> Part of a data file:
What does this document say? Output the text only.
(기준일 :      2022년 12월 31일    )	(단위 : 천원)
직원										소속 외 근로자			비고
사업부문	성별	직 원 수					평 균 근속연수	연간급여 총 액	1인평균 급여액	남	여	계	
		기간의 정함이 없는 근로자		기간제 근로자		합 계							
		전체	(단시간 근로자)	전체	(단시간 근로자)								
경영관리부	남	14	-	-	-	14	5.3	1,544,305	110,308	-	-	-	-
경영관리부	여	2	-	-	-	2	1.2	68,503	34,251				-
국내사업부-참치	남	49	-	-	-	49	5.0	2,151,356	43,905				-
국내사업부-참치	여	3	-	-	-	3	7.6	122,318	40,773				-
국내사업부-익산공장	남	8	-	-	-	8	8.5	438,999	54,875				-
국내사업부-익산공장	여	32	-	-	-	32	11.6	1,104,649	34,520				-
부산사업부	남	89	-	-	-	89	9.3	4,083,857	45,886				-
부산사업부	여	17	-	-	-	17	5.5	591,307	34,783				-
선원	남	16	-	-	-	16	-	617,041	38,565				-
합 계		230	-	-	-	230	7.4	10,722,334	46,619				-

> What you are asked to do: Tally how many lines in the material above hold the word "국내사업부". Write only that number.

> Answer to the problem: 4